++++ DOCUMENT PASSAGE ++++
Understanding the Social Security Earnings Test at 65
The Social Security Administration (SSA) implements an earnings test that can temporarily reduce retirement benefits if you earn above a specific limit while still considered to be under your full retirement age (FRA). For many people collecting benefits at age 65, this test still applies. The rules change significantly in the calendar year you reach your FRA, and vanish entirely beginning with the month you hit that milestone. The key is knowing your specific FRA, which is determined by your birth year.
The Critical Role of Your Full Retirement Age (FRA)
For anyone born in 1960 or later, the FRA for retirement benefits is 67. If you were born before 1960, your FRA is slightly earlier. This means if you start drawing Social Security at 65, you are considered an "early" claimant, and your benefits are subject to the earnings test.
- Before FRA: Benefits are temporarily reduced based on earned income above the annual limit.
- In the year you reach FRA: A higher earnings limit applies for the months leading up to your birthday month. The reduction rate is also more lenient.
- At or after FRA: The earnings test no longer applies, and you can earn any amount of money without a temporary reduction in your benefits.
Earnings Limits for 2025
For 2025, the SSA has set specific earnings limits that determine if your benefits will be affected. These figures are important for financial planning:
- Under FRA all year (e.g., age 65): The annual earnings limit is $23,400. The SSA will deduct $1 from your benefits for every $2 you earn over this limit.
- Reaching FRA in 2025: A higher limit of $62,160 applies, but only to earnings from January up to the month you reach FRA. The SSA will deduct $1 for every $3 you earn above this limit during that period.
What Happens When You Exceed the Earnings Limit
If your earnings exceed the specified limit, the SSA will withhold your benefits until the excess earnings are offset. It is important to remember that these withheld benefits are not permanently lost. Once you reach your FRA, the SSA will recalculate your benefit amount, giving you credit for the months in which benefits were withheld. This results in a higher monthly benefit payment for the rest of your life. The increase accounts for the months you did not receive benefits due to the earnings test, essentially treating you as if you claimed your benefits later.
++++ PROVIDED DATA ++++
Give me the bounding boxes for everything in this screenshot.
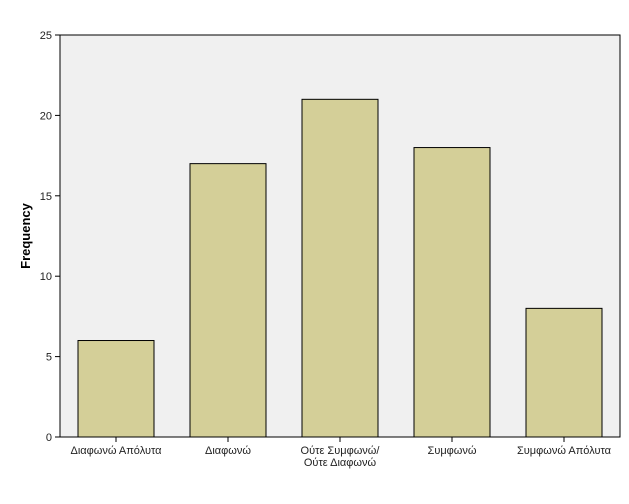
++++
WHAT IS REQUIRED
Copy from the passage on the Social Security earnings test, starting with the words "- Reaching FRA" and ending after "your benefits later.".

REPLY
- Reaching FRA in 2025: A higher limit of $62,160 applies, but only to earnings from January up to the month you reach FRA. The SSA will deduct $1 for every $3 you earn above this limit during that period.
What Happens When You Exceed the Earnings Limit
If your earnings exceed the specified limit, the SSA will withhold your benefits until the excess earnings are offset. It is important to remember that these withheld benefits are not permanently lost. Once you reach your FRA, the SSA will recalculate your benefit amount, giving you credit for the months in which benefits were withheld. This results in a higher monthly benefit payment for the rest of your life. The increase accounts for the months you did not receive benefits due to the earnings test, essentially treating you as if you claimed your benefits later.